::: EXTRACTO DEL DOCUMENTO :::
Hablan en estos días los periódicos de un nuevo fármaco que, al parecer, imita la mayor parte de los efectos beneficiosos de la actividad física, que es la última y más moderna religión. De modo que quizás pronto ya no haga falta calzarse unas mallas y salir a trotar por las calles. Bastará con un par de grajeas (qué me gusta la palabra ´grajea´, tan perdida en otro tiempo, en aquellos días en que fumar era elegante y el único deporte consistía en trepar al taburete de los bares), para revitalizarnos y hacernos parecer como recién salidos del gimnasio, con las endorfinas altas y el colesterol bajo, felices y lozanos.

Probablemente sea cierto que el sedentarismo y la obesidad son las epidemias de nuestro tiempo, las que han venido a sustituir a aquellas legendarias y sonoras plagas de lepra, de peste, de tuberculosis, que amenizan tanto la historia y que de tanto en tanto asolaban el planeta siquiera fuese para hacer sitio, porque parece que nadie se ha puesto aquí a calcular el aforo, pero tal vez sea conveniente ir reparando en que no cabemos todos. Hasta ahora, lo único que hemos hecho unánimemente los seres de este mundo ha sido morirnos, pero los humanos siempre pensamos que es una injusticia, que nosotros (y solo nosotros) merecíamos más tiempo, que no hay razones para morir, y en ello nos empeñamos.

También hace poco nos contaban los diarios que están muy avanzados los estudios sobre unas pastillas que nos harán inmortales. Consistirá, explicaban, en una regeneración celular completa, lo que nos hará mantenernos eternamente jóvenes, constantemente renovados, en un continuo e inacabable reciclaje. Los humanos de pasado mañana serán como dioses olímpicos.

Así que dentro de poco nadie morirá. No nos estará permitido ese último ejercicio de humildad que es pasar al olvido. La vida será un estado continuo de juventud cebada por pastillas. Alguno, dentro de no mucho, pasará a la historia por ser el último hombre fallecido, el tipo sin suerte que llega un segundo tarde a lo eterno, o un segundo pronto a la nada, quién sabe de qué lado computarán el caso, de qué opinión será quien diga, en íntimo responso, «que la tierra te sea leve», y herede su reloj.
:::
• _SOLICITUDES_
a. Según el texto sobre los fármacos y la inmortalidad, ¿por qué quizás pronto ya no haga falta salir a trotar por las calles? Explícalo en una a tres oraciones.
b. Reproduce del texto sobre los fármacos y la inmortalidad el pasaje que comienza con "También hace poco" y sigue hasta "como dioses olímpicos.".
Basa tus respuestas únicamente en el texto.
::: MATERIAL PROPORCIONADO :::
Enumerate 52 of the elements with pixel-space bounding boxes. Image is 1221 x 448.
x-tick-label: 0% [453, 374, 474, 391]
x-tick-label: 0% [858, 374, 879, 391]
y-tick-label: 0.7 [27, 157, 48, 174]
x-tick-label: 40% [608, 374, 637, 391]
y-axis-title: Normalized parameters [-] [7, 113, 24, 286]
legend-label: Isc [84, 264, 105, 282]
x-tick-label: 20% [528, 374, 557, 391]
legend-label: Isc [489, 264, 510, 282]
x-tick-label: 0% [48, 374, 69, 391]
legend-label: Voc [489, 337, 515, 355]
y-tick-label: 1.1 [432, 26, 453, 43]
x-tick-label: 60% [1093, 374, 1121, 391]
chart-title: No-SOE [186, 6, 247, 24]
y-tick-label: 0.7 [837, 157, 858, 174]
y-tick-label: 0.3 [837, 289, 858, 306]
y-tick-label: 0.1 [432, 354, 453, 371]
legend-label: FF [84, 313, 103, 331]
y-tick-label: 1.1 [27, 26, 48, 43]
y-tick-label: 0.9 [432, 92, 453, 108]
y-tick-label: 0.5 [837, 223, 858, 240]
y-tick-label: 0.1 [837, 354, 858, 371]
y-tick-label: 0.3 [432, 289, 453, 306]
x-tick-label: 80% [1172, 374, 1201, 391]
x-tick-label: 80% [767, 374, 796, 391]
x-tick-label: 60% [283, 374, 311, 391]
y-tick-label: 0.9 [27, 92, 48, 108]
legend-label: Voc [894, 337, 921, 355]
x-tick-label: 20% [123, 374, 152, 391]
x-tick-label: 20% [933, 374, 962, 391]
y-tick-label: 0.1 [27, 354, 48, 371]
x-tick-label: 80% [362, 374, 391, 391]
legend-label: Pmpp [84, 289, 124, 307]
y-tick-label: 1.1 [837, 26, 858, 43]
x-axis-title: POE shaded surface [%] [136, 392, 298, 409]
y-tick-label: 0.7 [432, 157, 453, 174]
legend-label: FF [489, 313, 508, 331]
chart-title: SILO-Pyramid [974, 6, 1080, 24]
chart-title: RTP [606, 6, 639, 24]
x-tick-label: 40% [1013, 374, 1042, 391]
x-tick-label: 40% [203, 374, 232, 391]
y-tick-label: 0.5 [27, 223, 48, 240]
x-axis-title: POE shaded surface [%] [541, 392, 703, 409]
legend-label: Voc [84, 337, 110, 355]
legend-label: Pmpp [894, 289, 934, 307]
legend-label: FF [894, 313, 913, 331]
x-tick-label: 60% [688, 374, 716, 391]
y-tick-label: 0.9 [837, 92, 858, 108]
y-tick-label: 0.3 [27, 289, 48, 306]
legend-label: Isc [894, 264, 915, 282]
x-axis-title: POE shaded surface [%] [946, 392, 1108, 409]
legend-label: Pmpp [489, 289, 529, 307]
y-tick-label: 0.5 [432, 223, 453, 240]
:::
• _RESPUESTAS_
a. Según los periódicos, hay un nuevo fármaco que parece imitar la mayor parte de los efectos beneficiosos de la actividad física. Bastaría con un par de grajeas para revitalizarse y parecer recién salido del gimnasio, con las endorfinas altas y el colesterol bajo.

b.
También hace poco nos contaban los diarios que están muy avanzados los estudios sobre unas pastillas que nos harán inmortales. Consistirá, explicaban, en una regeneración celular completa, lo que nos hará mantenernos eternamente jóvenes, constantemente renovados, en un continuo e inacabable reciclaje. Los humanos de pasado mañana serán como dioses olímpicos.